Dataset rows about figures:
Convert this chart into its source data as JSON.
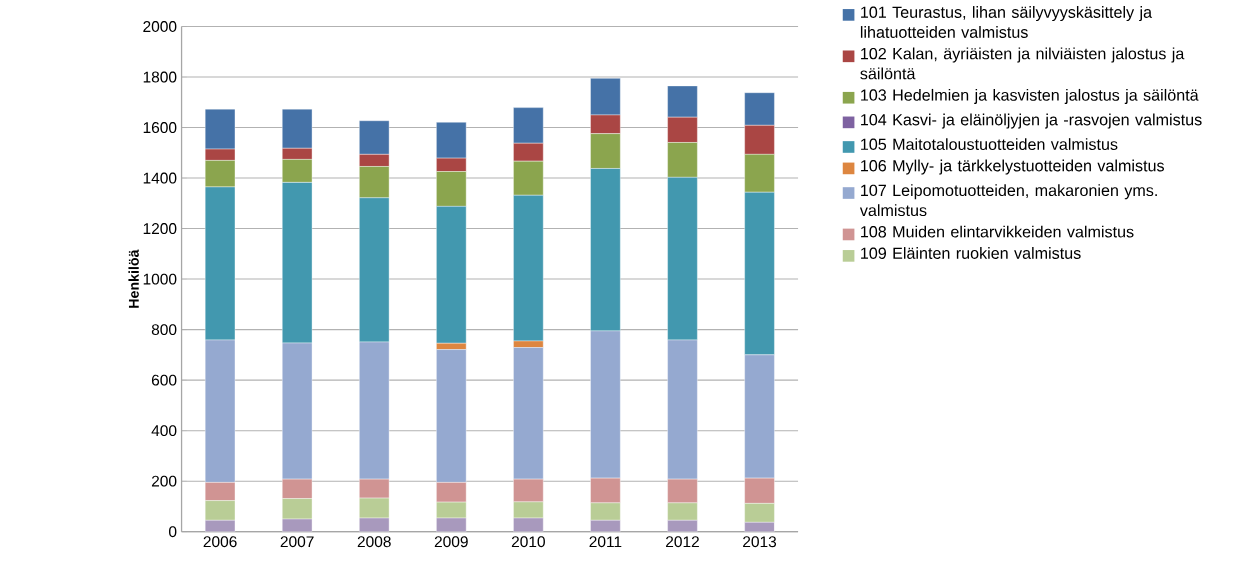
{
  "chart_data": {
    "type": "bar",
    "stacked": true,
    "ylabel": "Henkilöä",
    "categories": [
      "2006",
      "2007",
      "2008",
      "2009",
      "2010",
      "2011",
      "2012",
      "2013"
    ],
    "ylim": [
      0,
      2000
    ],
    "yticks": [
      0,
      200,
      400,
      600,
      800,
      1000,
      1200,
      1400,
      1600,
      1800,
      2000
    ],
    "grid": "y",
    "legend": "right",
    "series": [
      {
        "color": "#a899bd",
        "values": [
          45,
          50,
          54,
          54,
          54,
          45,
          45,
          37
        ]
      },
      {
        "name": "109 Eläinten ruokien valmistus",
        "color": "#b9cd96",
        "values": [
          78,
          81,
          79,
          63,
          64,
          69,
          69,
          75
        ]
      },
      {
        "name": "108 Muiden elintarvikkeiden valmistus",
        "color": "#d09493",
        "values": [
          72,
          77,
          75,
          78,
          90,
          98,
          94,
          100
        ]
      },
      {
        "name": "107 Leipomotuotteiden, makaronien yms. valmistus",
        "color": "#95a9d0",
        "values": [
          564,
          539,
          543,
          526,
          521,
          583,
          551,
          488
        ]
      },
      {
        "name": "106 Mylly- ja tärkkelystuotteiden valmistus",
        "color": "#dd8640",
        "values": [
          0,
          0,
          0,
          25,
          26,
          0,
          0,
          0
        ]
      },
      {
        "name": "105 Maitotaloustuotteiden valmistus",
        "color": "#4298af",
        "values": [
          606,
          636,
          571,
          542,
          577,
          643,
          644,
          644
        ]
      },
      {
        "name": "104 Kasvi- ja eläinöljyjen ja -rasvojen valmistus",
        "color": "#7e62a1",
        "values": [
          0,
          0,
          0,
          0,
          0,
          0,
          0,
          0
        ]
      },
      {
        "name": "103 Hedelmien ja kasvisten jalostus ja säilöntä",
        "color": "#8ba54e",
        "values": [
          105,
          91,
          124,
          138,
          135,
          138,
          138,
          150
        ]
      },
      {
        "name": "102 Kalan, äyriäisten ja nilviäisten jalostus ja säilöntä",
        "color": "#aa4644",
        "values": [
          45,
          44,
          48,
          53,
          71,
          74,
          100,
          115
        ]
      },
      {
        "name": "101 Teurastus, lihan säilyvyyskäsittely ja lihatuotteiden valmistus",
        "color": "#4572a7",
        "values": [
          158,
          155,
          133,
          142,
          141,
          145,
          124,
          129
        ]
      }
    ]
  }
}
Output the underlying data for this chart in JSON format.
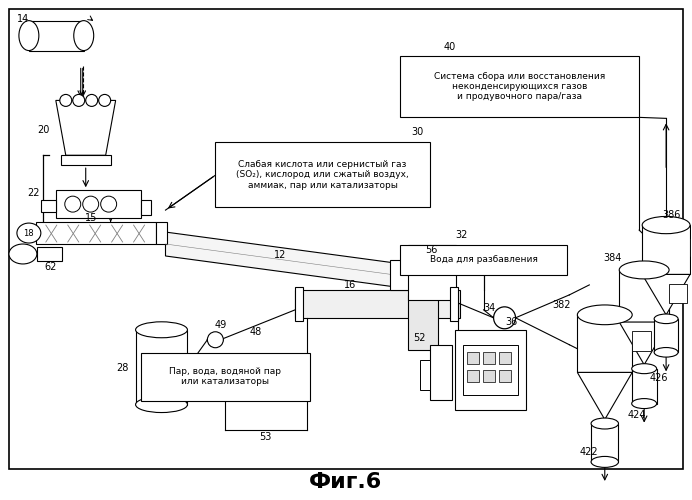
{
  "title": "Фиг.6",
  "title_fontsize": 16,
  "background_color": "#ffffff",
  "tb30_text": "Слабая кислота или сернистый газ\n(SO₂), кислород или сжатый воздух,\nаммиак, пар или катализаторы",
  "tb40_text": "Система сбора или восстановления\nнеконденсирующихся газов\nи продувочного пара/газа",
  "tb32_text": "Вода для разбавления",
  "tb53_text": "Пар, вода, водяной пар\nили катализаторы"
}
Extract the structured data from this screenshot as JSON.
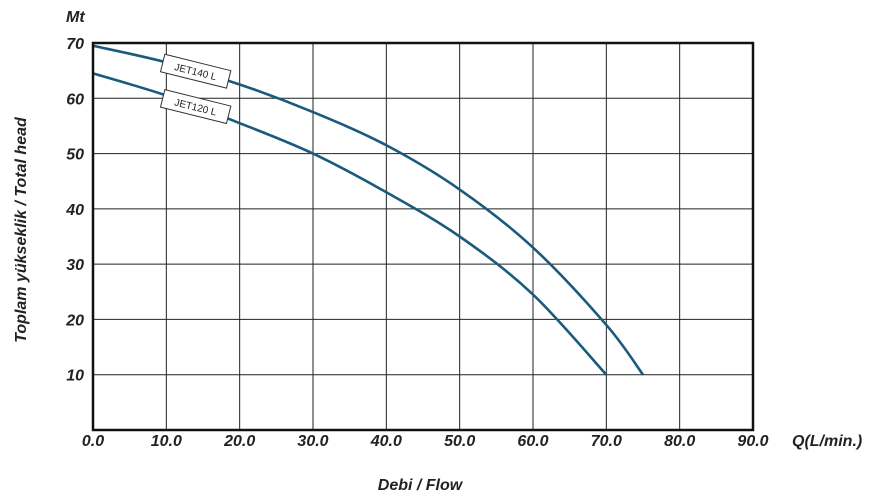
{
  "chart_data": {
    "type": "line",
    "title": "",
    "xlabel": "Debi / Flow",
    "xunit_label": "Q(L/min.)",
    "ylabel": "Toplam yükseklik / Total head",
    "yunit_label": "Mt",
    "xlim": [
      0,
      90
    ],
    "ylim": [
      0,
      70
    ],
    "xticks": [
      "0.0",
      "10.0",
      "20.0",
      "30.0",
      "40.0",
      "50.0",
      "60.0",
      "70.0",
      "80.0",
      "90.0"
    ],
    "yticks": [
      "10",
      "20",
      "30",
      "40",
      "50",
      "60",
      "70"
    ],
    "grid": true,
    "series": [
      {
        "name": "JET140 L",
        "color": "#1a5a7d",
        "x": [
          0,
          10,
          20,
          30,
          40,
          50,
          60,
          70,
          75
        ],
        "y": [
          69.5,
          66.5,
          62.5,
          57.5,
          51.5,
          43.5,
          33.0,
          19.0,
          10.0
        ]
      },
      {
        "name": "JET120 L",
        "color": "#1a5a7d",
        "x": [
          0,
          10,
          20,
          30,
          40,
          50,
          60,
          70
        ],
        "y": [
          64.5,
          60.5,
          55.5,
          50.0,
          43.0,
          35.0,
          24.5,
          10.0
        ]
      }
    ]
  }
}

TASK BRIEF
Retype the listing exactly. Pictures do not belong in the copy.

REPLY
Convert this chart into its source data as JSON.
{
  "chart_data": {
    "type": "bar",
    "stacked": true,
    "ylabel": "Henkilöä",
    "categories": [
      "2006",
      "2007",
      "2008",
      "2009",
      "2010",
      "2011",
      "2012",
      "2013"
    ],
    "ylim": [
      0,
      2000
    ],
    "yticks": [
      0,
      200,
      400,
      600,
      800,
      1000,
      1200,
      1400,
      1600,
      1800,
      2000
    ],
    "grid": "y",
    "legend": "right",
    "series": [
      {
        "color": "#a899bd",
        "values": [
          45,
          50,
          54,
          54,
          54,
          45,
          45,
          37
        ]
      },
      {
        "name": "109 Eläinten ruokien valmistus",
        "color": "#b9cd96",
        "values": [
          78,
          81,
          79,
          63,
          64,
          69,
          69,
          75
        ]
      },
      {
        "name": "108 Muiden elintarvikkeiden valmistus",
        "color": "#d09493",
        "values": [
          72,
          77,
          75,
          78,
          90,
          98,
          94,
          100
        ]
      },
      {
        "name": "107 Leipomotuotteiden, makaronien yms. valmistus",
        "color": "#95a9d0",
        "values": [
          564,
          539,
          543,
          526,
          521,
          583,
          551,
          488
        ]
      },
      {
        "name": "106 Mylly- ja tärkkelystuotteiden valmistus",
        "color": "#dd8640",
        "values": [
          0,
          0,
          0,
          25,
          26,
          0,
          0,
          0
        ]
      },
      {
        "name": "105 Maitotaloustuotteiden valmistus",
        "color": "#4298af",
        "values": [
          606,
          636,
          571,
          542,
          577,
          643,
          644,
          644
        ]
      },
      {
        "name": "104 Kasvi- ja eläinöljyjen ja -rasvojen valmistus",
        "color": "#7e62a1",
        "values": [
          0,
          0,
          0,
          0,
          0,
          0,
          0,
          0
        ]
      },
      {
        "name": "103 Hedelmien ja kasvisten jalostus ja säilöntä",
        "color": "#8ba54e",
        "values": [
          105,
          91,
          124,
          138,
          135,
          138,
          138,
          150
        ]
      },
      {
        "name": "102 Kalan, äyriäisten ja nilviäisten jalostus ja säilöntä",
        "color": "#aa4644",
        "values": [
          45,
          44,
          48,
          53,
          71,
          74,
          100,
          115
        ]
      },
      {
        "name": "101 Teurastus, lihan säilyvyyskäsittely ja lihatuotteiden valmistus",
        "color": "#4572a7",
        "values": [
          158,
          155,
          133,
          142,
          141,
          145,
          124,
          129
        ]
      }
    ]
  }
}
Output the underlying data for this chart in JSON format.
{
  "title": "Фиг.6",
  "title_fontsize": 16,
  "background_color": "#ffffff",
  "tb30_text": "Слабая кислота или сернистый газ\n(SO₂), кислород или сжатый воздух,\nаммиак, пар или катализаторы",
  "tb40_text": "Система сбора или восстановления\nнеконденсирующихся газов\nи продувочного пара/газа",
  "tb32_text": "Вода для разбавления",
  "tb53_text": "Пар, вода, водяной пар\nили катализаторы"
}
Extract the structured data from this screenshot as JSON.
{
  "chart_data": {
    "type": "line",
    "title": "",
    "xlabel": "Debi / Flow",
    "xunit_label": "Q(L/min.)",
    "ylabel": "Toplam yükseklik / Total head",
    "yunit_label": "Mt",
    "xlim": [
      0,
      90
    ],
    "ylim": [
      0,
      70
    ],
    "xticks": [
      "0.0",
      "10.0",
      "20.0",
      "30.0",
      "40.0",
      "50.0",
      "60.0",
      "70.0",
      "80.0",
      "90.0"
    ],
    "yticks": [
      "10",
      "20",
      "30",
      "40",
      "50",
      "60",
      "70"
    ],
    "grid": true,
    "series": [
      {
        "name": "JET140 L",
        "color": "#1a5a7d",
        "x": [
          0,
          10,
          20,
          30,
          40,
          50,
          60,
          70,
          75
        ],
        "y": [
          69.5,
          66.5,
          62.5,
          57.5,
          51.5,
          43.5,
          33.0,
          19.0,
          10.0
        ]
      },
      {
        "name": "JET120 L",
        "color": "#1a5a7d",
        "x": [
          0,
          10,
          20,
          30,
          40,
          50,
          60,
          70
        ],
        "y": [
          64.5,
          60.5,
          55.5,
          50.0,
          43.0,
          35.0,
          24.5,
          10.0
        ]
      }
    ]
  }
}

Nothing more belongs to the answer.